▸ Task directions
Reproduce all of the material word for word.

▸ Source material

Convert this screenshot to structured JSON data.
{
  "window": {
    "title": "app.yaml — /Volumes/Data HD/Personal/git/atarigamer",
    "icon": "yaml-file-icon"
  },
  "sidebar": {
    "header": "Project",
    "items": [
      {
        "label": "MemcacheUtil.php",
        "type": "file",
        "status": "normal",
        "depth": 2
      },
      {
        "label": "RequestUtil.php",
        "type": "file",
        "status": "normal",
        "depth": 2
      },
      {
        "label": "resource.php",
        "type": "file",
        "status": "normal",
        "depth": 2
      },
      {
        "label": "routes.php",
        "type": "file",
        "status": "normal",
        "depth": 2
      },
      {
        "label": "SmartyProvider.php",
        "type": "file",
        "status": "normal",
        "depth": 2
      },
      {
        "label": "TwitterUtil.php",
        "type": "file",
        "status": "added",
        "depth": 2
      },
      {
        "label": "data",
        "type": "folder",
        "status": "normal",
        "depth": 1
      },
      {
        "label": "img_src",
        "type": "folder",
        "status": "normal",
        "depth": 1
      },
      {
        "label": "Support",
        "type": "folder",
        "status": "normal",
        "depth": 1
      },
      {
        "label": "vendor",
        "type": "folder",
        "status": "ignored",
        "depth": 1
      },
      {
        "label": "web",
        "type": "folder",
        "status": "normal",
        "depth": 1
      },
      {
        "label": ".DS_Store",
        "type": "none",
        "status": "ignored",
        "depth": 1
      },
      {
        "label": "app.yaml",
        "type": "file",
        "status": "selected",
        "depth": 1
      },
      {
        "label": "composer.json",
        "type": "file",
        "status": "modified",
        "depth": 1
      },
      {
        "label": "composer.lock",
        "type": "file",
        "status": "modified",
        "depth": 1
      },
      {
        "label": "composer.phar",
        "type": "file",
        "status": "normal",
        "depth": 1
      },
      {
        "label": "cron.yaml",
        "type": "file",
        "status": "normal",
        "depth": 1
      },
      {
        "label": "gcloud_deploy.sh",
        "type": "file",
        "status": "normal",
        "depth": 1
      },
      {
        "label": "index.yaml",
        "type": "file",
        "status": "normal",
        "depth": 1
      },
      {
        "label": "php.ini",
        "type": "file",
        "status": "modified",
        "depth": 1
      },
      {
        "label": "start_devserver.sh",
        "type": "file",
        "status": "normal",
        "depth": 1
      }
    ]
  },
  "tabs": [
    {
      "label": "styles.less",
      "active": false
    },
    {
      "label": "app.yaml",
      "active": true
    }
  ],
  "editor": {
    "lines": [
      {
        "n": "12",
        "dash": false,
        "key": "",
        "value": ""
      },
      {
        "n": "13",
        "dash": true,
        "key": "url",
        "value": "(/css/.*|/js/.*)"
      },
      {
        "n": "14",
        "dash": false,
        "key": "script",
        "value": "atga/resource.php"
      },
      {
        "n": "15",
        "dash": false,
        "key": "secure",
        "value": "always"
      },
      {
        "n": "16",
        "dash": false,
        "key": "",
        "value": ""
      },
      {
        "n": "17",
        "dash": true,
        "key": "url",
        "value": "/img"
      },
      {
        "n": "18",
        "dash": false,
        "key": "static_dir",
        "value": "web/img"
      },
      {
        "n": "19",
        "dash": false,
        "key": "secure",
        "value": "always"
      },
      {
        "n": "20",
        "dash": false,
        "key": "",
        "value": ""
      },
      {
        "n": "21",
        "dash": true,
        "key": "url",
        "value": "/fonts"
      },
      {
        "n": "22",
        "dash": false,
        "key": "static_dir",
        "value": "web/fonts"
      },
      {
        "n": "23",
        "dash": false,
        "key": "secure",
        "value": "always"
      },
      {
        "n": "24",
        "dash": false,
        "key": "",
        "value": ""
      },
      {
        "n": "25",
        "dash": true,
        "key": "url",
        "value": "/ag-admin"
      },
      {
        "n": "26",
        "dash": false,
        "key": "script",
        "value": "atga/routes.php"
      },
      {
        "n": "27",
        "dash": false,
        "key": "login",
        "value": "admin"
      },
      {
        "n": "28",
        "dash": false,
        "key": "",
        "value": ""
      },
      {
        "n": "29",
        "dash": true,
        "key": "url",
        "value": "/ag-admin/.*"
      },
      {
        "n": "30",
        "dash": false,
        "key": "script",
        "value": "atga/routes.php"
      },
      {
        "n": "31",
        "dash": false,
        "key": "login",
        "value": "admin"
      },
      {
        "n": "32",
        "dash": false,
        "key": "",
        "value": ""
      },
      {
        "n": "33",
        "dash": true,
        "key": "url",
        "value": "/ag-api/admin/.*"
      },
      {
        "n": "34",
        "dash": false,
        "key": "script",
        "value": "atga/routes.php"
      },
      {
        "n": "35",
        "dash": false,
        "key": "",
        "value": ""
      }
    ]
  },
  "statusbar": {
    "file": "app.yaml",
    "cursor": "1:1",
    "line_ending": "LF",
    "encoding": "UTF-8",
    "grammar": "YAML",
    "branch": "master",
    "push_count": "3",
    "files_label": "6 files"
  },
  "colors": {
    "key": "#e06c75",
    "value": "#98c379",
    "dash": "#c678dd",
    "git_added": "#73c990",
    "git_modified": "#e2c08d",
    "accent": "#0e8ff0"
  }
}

▸ Answer below
Convert this screenshot to structured JSON data.
{
  "window": {
    "title": "app.yaml — /Volumes/Data HD/Personal/git/atarigamer",
    "icon": "yaml-file-icon"
  },
  "sidebar": {
    "header": "Project",
    "items": [
      {
        "label": "MemcacheUtil.php",
        "type": "file",
        "status": "normal",
        "depth": 2
      },
      {
        "label": "RequestUtil.php",
        "type": "file",
        "status": "normal",
        "depth": 2
      },
      {
        "label": "resource.php",
        "type": "file",
        "status": "normal",
        "depth": 2
      },
      {
        "label": "routes.php",
        "type": "file",
        "status": "normal",
        "depth": 2
      },
      {
        "label": "SmartyProvider.php",
        "type": "file",
        "status": "normal",
        "depth": 2
      },
      {
        "label": "TwitterUtil.php",
        "type": "file",
        "status": "added",
        "depth": 2
      },
      {
        "label": "data",
        "type": "folder",
        "status": "normal",
        "depth": 1
      },
      {
        "label": "img_src",
        "type": "folder",
        "status": "normal",
        "depth": 1
      },
      {
        "label": "Support",
        "type": "folder",
        "status": "normal",
        "depth": 1
      },
      {
        "label": "vendor",
        "type": "folder",
        "status": "ignored",
        "depth": 1
      },
      {
        "label": "web",
        "type": "folder",
        "status": "normal",
        "depth": 1
      },
      {
        "label": ".DS_Store",
        "type": "none",
        "status": "ignored",
        "depth": 1
      },
      {
        "label": "app.yaml",
        "type": "file",
        "status": "selected",
        "depth": 1
      },
      {
        "label": "composer.json",
        "type": "file",
        "status": "modified",
        "depth": 1
      },
      {
        "label": "composer.lock",
        "type": "file",
        "status": "modified",
        "depth": 1
      },
      {
        "label": "composer.phar",
        "type": "file",
        "status": "normal",
        "depth": 1
      },
      {
        "label": "cron.yaml",
        "type": "file",
        "status": "normal",
        "depth": 1
      },
      {
        "label": "gcloud_deploy.sh",
        "type": "file",
        "status": "normal",
        "depth": 1
      },
      {
        "label": "index.yaml",
        "type": "file",
        "status": "normal",
        "depth": 1
      },
      {
        "label": "php.ini",
        "type": "file",
        "status": "modified",
        "depth": 1
      },
      {
        "label": "start_devserver.sh",
        "type": "file",
        "status": "normal",
        "depth": 1
      }
    ]
  },
  "tabs": [
    {
      "label": "styles.less",
      "active": false
    },
    {
      "label": "app.yaml",
      "active": true
    }
  ],
  "editor": {
    "lines": [
      {
        "n": "12",
        "dash": false,
        "key": "",
        "value": ""
      },
      {
        "n": "13",
        "dash": true,
        "key": "url",
        "value": "(/css/.*|/js/.*)"
      },
      {
        "n": "14",
        "dash": false,
        "key": "script",
        "value": "atga/resource.php"
      },
      {
        "n": "15",
        "dash": false,
        "key": "secure",
        "value": "always"
      },
      {
        "n": "16",
        "dash": false,
        "key": "",
        "value": ""
      },
      {
        "n": "17",
        "dash": true,
        "key": "url",
        "value": "/img"
      },
      {
        "n": "18",
        "dash": false,
        "key": "static_dir",
        "value": "web/img"
      },
      {
        "n": "19",
        "dash": false,
        "key": "secure",
        "value": "always"
      },
      {
        "n": "20",
        "dash": false,
        "key": "",
        "value": ""
      },
      {
        "n": "21",
        "dash": true,
        "key": "url",
        "value": "/fonts"
      },
      {
        "n": "22",
        "dash": false,
        "key": "static_dir",
        "value": "web/fonts"
      },
      {
        "n": "23",
        "dash": false,
        "key": "secure",
        "value": "always"
      },
      {
        "n": "24",
        "dash": false,
        "key": "",
        "value": ""
      },
      {
        "n": "25",
        "dash": true,
        "key": "url",
        "value": "/ag-admin"
      },
      {
        "n": "26",
        "dash": false,
        "key": "script",
        "value": "atga/routes.php"
      },
      {
        "n": "27",
        "dash": false,
        "key": "login",
        "value": "admin"
      },
      {
        "n": "28",
        "dash": false,
        "key": "",
        "value": ""
      },
      {
        "n": "29",
        "dash": true,
        "key": "url",
        "value": "/ag-admin/.*"
      },
      {
        "n": "30",
        "dash": false,
        "key": "script",
        "value": "atga/routes.php"
      },
      {
        "n": "31",
        "dash": false,
        "key": "login",
        "value": "admin"
      },
      {
        "n": "32",
        "dash": false,
        "key": "",
        "value": ""
      },
      {
        "n": "33",
        "dash": true,
        "key": "url",
        "value": "/ag-api/admin/.*"
      },
      {
        "n": "34",
        "dash": false,
        "key": "script",
        "value": "atga/routes.php"
      },
      {
        "n": "35",
        "dash": false,
        "key": "",
        "value": ""
      }
    ]
  },
  "statusbar": {
    "file": "app.yaml",
    "cursor": "1:1",
    "line_ending": "LF",
    "encoding": "UTF-8",
    "grammar": "YAML",
    "branch": "master",
    "push_count": "3",
    "files_label": "6 files"
  },
  "colors": {
    "key": "#e06c75",
    "value": "#98c379",
    "dash": "#c678dd",
    "git_added": "#73c990",
    "git_modified": "#e2c08d",
    "accent": "#0e8ff0"
  }
}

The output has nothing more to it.